What to work on: Copy word for word the lines below, from the first one through the line containing "Point xyxy=(127,183,149,197)", including both.

Data excerpts:
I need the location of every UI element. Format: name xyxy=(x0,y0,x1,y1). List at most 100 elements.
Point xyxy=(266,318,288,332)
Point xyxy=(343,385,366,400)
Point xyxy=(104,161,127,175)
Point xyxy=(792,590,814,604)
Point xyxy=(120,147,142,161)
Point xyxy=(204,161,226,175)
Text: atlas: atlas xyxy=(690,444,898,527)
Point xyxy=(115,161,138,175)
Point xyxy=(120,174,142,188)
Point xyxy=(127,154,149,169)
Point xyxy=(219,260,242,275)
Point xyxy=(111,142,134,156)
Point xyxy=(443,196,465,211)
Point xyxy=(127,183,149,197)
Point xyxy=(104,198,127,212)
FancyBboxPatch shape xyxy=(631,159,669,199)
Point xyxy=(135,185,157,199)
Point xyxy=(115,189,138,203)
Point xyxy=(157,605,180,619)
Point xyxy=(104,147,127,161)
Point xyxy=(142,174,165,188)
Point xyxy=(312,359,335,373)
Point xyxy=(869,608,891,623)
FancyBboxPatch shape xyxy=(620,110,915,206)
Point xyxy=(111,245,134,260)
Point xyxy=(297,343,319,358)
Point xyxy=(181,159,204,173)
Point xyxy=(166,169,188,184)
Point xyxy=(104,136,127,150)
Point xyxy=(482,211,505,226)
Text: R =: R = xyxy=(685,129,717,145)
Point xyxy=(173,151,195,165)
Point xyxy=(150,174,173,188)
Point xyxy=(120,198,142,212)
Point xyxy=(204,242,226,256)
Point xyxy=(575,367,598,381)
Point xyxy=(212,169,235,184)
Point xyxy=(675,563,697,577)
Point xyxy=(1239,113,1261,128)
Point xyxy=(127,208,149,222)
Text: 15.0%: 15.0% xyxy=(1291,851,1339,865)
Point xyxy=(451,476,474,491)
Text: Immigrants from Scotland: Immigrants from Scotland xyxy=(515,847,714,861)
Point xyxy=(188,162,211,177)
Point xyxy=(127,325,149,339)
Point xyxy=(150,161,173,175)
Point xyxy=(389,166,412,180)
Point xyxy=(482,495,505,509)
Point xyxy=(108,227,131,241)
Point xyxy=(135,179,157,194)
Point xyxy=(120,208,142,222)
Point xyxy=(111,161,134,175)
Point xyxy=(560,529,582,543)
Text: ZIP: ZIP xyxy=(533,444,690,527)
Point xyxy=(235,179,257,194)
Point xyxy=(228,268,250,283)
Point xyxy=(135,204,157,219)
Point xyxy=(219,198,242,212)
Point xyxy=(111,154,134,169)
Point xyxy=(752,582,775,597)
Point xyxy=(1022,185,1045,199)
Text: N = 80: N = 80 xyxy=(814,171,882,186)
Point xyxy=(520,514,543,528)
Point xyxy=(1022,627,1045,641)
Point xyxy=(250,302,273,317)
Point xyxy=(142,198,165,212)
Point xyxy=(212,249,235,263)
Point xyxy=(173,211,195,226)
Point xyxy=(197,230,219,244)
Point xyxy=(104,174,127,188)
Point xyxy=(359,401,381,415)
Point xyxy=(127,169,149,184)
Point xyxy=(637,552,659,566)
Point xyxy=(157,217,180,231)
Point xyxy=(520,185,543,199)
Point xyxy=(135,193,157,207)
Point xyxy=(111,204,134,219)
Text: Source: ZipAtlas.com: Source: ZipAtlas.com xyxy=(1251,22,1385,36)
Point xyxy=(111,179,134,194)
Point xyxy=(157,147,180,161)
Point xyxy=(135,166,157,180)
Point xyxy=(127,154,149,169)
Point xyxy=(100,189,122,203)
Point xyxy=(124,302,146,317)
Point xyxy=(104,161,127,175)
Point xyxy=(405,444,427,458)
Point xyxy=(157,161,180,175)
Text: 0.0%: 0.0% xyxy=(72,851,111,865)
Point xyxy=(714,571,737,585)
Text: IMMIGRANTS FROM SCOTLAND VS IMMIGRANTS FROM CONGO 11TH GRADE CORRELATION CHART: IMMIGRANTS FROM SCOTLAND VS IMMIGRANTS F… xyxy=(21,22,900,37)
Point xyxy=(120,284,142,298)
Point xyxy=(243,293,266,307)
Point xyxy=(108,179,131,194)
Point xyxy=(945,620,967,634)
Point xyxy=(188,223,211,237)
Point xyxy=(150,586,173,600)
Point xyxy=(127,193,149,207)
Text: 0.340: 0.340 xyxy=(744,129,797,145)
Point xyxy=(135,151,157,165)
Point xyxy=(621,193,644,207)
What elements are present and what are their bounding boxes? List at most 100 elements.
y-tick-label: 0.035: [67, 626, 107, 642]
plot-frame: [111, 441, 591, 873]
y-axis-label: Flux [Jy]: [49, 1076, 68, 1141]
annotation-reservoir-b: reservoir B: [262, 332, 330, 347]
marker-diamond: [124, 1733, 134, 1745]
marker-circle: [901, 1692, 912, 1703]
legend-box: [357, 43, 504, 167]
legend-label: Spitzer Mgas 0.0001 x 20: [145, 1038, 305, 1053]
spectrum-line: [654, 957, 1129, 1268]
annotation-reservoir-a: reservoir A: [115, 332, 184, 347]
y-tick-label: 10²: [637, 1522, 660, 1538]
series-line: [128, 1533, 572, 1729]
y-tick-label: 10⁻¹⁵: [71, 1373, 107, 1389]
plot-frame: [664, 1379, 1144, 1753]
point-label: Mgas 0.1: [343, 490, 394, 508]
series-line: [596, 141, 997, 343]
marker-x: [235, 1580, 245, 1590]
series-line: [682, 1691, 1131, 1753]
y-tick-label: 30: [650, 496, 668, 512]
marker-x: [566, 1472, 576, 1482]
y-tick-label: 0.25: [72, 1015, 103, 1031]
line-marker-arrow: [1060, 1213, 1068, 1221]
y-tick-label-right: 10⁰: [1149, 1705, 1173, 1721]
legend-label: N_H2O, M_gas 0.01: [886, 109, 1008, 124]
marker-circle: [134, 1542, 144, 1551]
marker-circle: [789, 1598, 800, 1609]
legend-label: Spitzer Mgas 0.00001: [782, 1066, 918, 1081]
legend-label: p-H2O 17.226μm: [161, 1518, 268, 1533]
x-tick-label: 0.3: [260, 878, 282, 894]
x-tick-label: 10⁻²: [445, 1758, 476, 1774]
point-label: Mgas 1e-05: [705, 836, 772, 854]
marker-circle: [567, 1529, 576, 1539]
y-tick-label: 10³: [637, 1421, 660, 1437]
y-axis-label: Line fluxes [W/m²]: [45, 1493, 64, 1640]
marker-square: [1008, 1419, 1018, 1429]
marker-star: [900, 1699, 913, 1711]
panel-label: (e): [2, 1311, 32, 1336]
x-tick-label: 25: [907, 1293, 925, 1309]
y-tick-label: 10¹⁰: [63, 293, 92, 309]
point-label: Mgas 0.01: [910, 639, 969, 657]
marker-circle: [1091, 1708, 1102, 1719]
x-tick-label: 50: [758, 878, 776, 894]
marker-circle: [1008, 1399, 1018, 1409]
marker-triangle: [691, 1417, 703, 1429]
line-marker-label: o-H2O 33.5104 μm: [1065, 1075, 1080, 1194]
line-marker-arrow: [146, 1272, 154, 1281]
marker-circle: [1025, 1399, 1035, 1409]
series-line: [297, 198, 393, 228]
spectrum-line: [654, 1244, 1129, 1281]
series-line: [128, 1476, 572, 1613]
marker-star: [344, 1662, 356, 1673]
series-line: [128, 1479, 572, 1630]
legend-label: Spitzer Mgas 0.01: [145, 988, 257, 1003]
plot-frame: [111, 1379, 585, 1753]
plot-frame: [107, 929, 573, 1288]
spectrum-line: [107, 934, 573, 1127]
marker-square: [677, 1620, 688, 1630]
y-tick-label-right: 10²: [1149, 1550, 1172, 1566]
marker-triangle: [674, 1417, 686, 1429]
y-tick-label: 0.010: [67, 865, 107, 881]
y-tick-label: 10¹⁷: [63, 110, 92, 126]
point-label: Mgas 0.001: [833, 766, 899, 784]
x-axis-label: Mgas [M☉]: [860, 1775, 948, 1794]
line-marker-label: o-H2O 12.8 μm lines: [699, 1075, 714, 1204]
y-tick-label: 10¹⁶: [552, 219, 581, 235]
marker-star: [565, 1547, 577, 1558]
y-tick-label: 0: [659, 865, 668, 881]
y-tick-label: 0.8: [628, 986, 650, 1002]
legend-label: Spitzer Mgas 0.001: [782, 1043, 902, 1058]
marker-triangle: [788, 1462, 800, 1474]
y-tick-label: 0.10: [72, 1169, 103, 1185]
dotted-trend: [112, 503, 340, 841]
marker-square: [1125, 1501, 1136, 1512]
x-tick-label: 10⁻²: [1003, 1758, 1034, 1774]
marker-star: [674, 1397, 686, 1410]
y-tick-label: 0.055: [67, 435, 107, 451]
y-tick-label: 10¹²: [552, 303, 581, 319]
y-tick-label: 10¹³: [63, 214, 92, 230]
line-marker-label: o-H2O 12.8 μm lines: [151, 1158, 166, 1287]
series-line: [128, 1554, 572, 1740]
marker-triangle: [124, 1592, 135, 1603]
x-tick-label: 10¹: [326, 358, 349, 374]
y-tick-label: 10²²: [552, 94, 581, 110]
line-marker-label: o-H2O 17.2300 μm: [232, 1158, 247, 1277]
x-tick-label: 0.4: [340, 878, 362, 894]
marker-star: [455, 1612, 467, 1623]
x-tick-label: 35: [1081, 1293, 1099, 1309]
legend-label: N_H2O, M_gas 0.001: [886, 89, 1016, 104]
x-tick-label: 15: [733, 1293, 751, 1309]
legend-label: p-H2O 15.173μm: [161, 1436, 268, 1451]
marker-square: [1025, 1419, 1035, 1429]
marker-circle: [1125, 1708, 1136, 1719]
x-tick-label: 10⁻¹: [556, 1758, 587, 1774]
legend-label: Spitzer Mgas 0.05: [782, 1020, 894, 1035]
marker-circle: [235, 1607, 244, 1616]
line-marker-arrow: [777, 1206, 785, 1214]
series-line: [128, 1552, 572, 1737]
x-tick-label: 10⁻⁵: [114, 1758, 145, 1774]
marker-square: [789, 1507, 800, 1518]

Solution:
I need the location of every UI element. Format: name xyxy=(x0,y0,x1,y1). List at most 100 elements.
Point xyxy=(266,318,288,332)
Point xyxy=(343,385,366,400)
Point xyxy=(104,161,127,175)
Point xyxy=(792,590,814,604)
Point xyxy=(120,147,142,161)
Point xyxy=(204,161,226,175)
Text: atlas: atlas xyxy=(690,444,898,527)
Point xyxy=(115,161,138,175)
Point xyxy=(120,174,142,188)
Point xyxy=(127,154,149,169)
Point xyxy=(219,260,242,275)
Point xyxy=(111,142,134,156)
Point xyxy=(443,196,465,211)
Point xyxy=(127,183,149,197)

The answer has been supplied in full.